* _Given problem_: Check each line of the listing for the string "График", then state how many lines have it. Only the number is wanted.

* _Data supplied_:
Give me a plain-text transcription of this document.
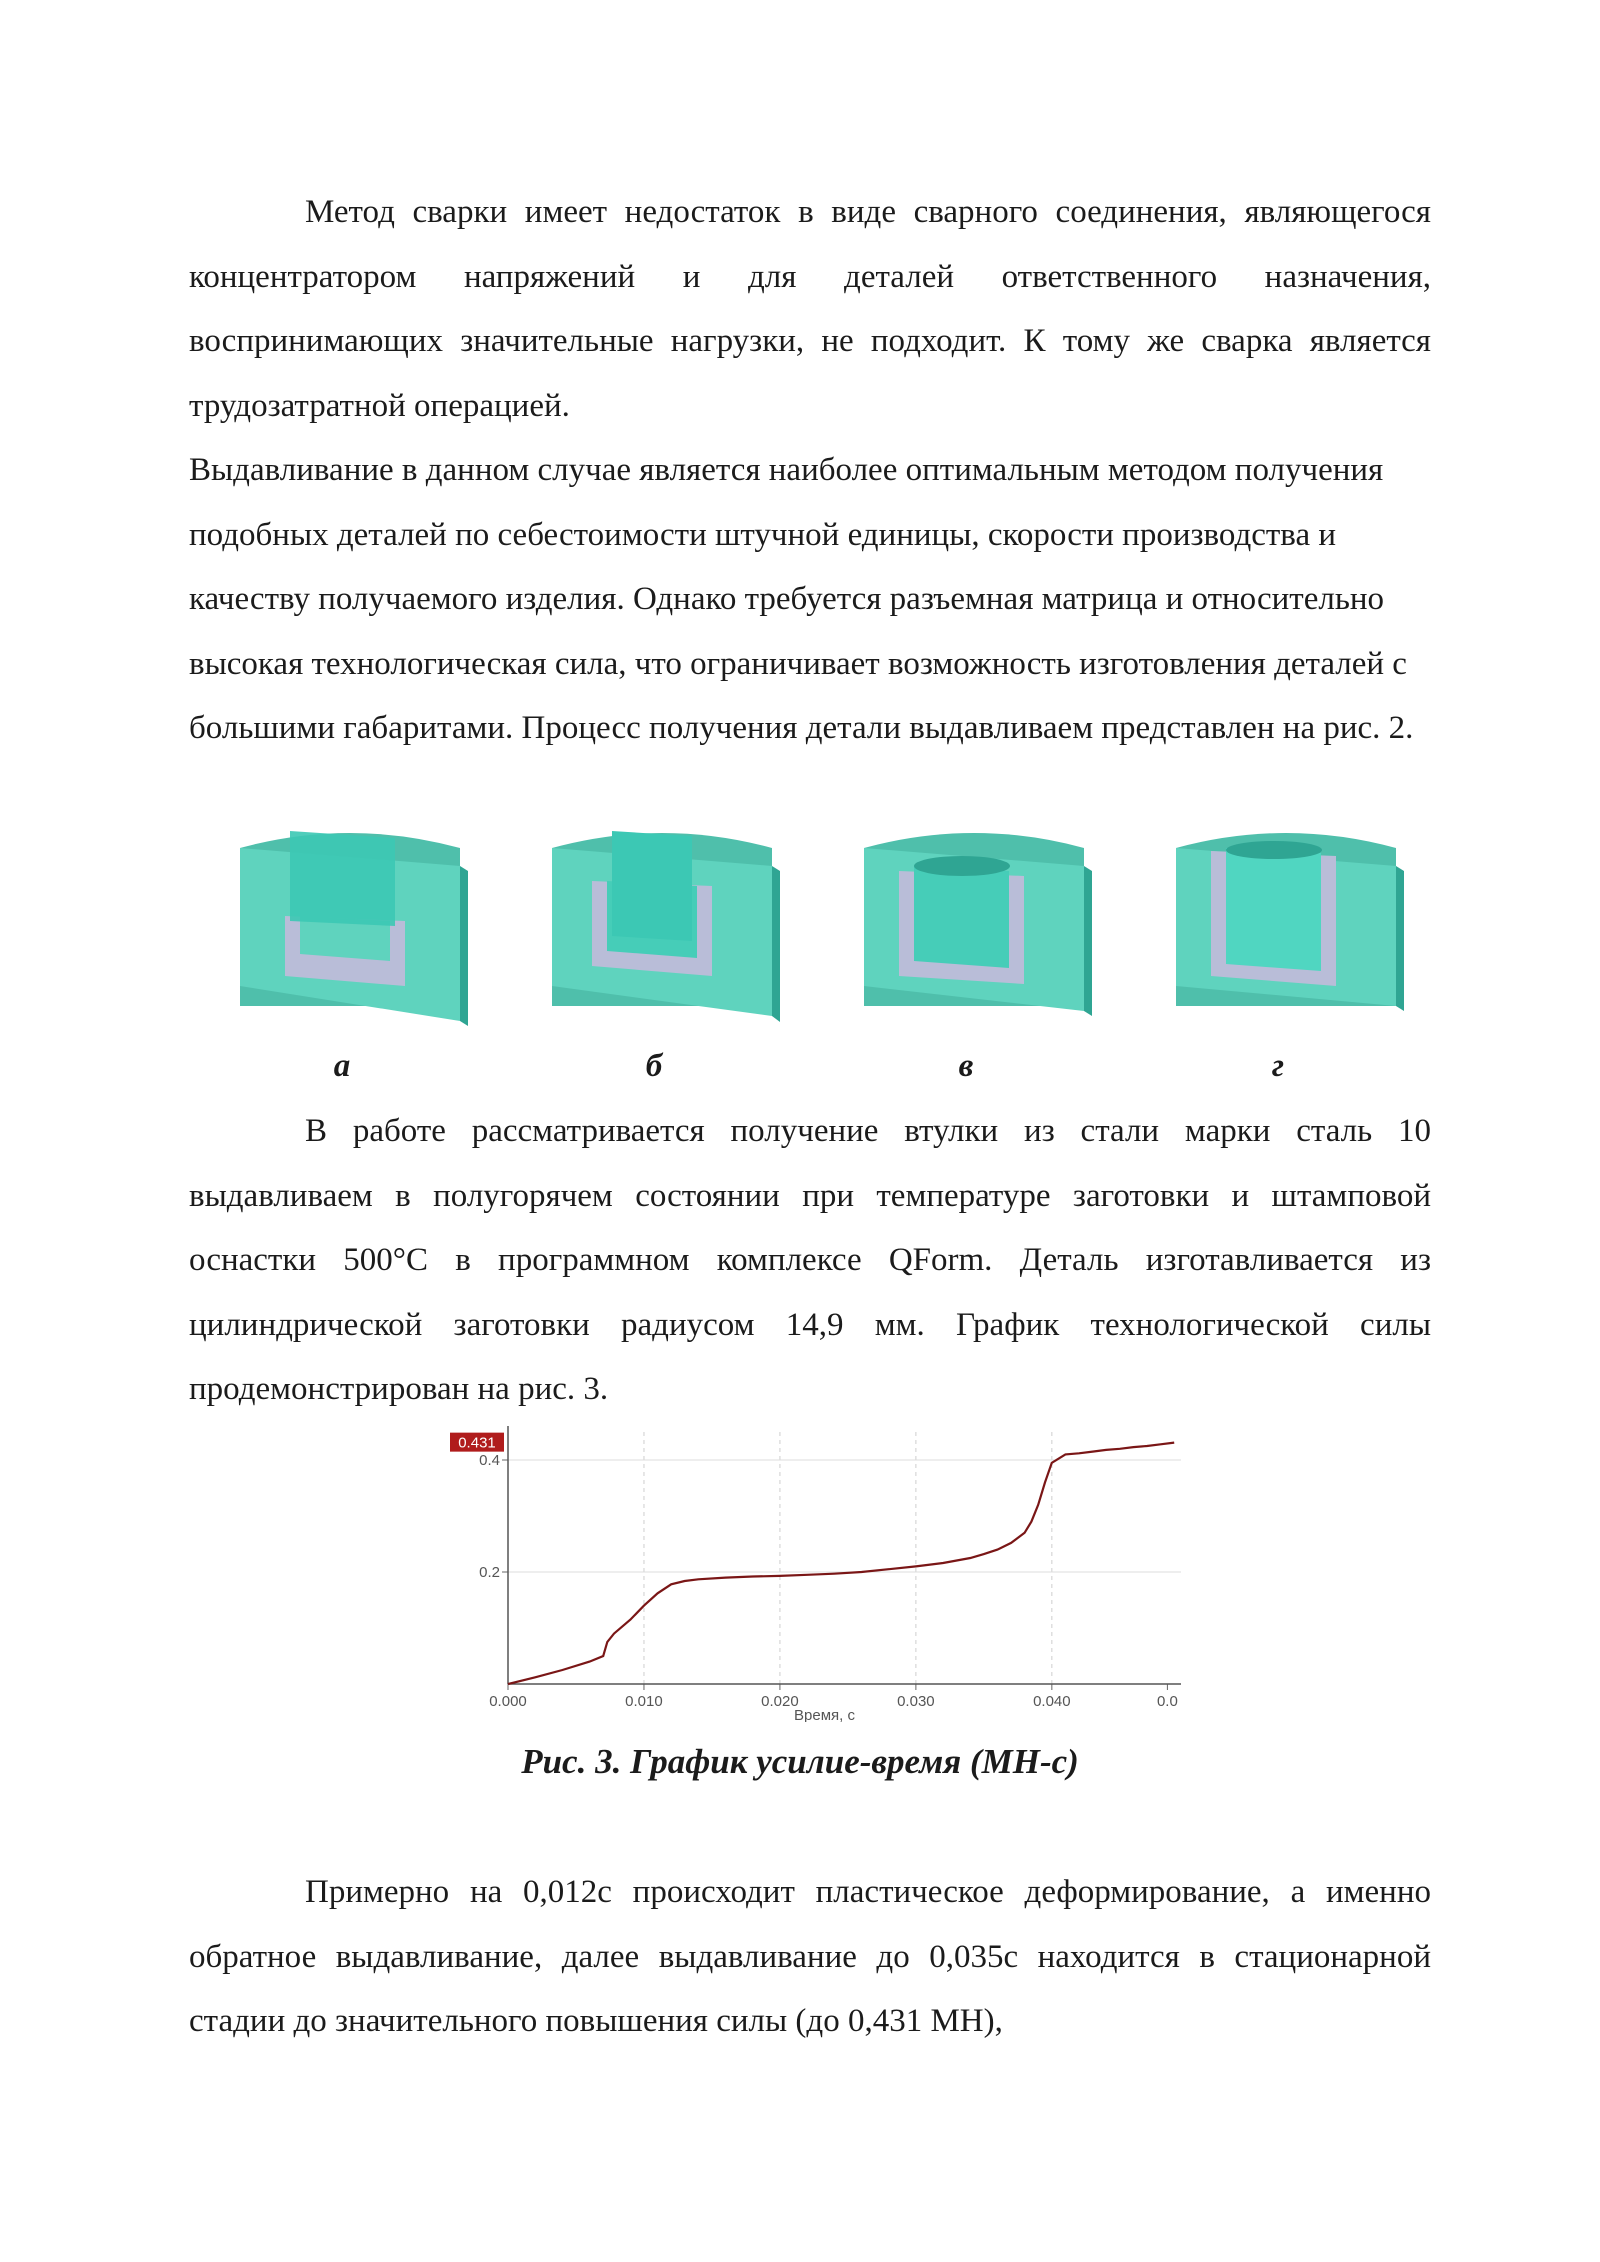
Метод сварки имеет недостаток в виде сварного соединения, являющегося концентратором напряжений и для деталей ответственного назначения, воспринимающих значительные нагрузки, не подходит. К тому же сварка является трудозатратной операцией.
Выдавливание в данном случае является наиболее оптимальным методом получения подобных деталей по себестоимости штучной единицы, скорости производства и качеству получаемого изделия. Однако требуется разъемная матрица и относительно высокая технологическая сила, что ограничивает возможность изготовления деталей с большими габаритами. Процесс получения детали выдавливаем представлен на рис. 2.
а	б	в	г
В работе рассматривается получение втулки из стали марки сталь 10 выдавливаем в полугорячем состоянии при температуре заготовки и штамповой оснастки 500°С в программном комплексе QForm. Деталь изготавливается из цилиндрической заготовки радиусом 14,9 мм. График технологической силы продемонстрирован на рис. 3.
0.000	0.010	0.020	0.030	0.040	0.0
0.2
0.4
Время, с
0.431
Рис. 3. График усилие-время (МН-с)
Примерно на 0,012с происходит пластическое деформирование, а именно обратное выдавливание, далее выдавливание до 0,035с находится в стационарной стадии до значительного повышения силы (до 0,431 МН),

* _Task answer_: 2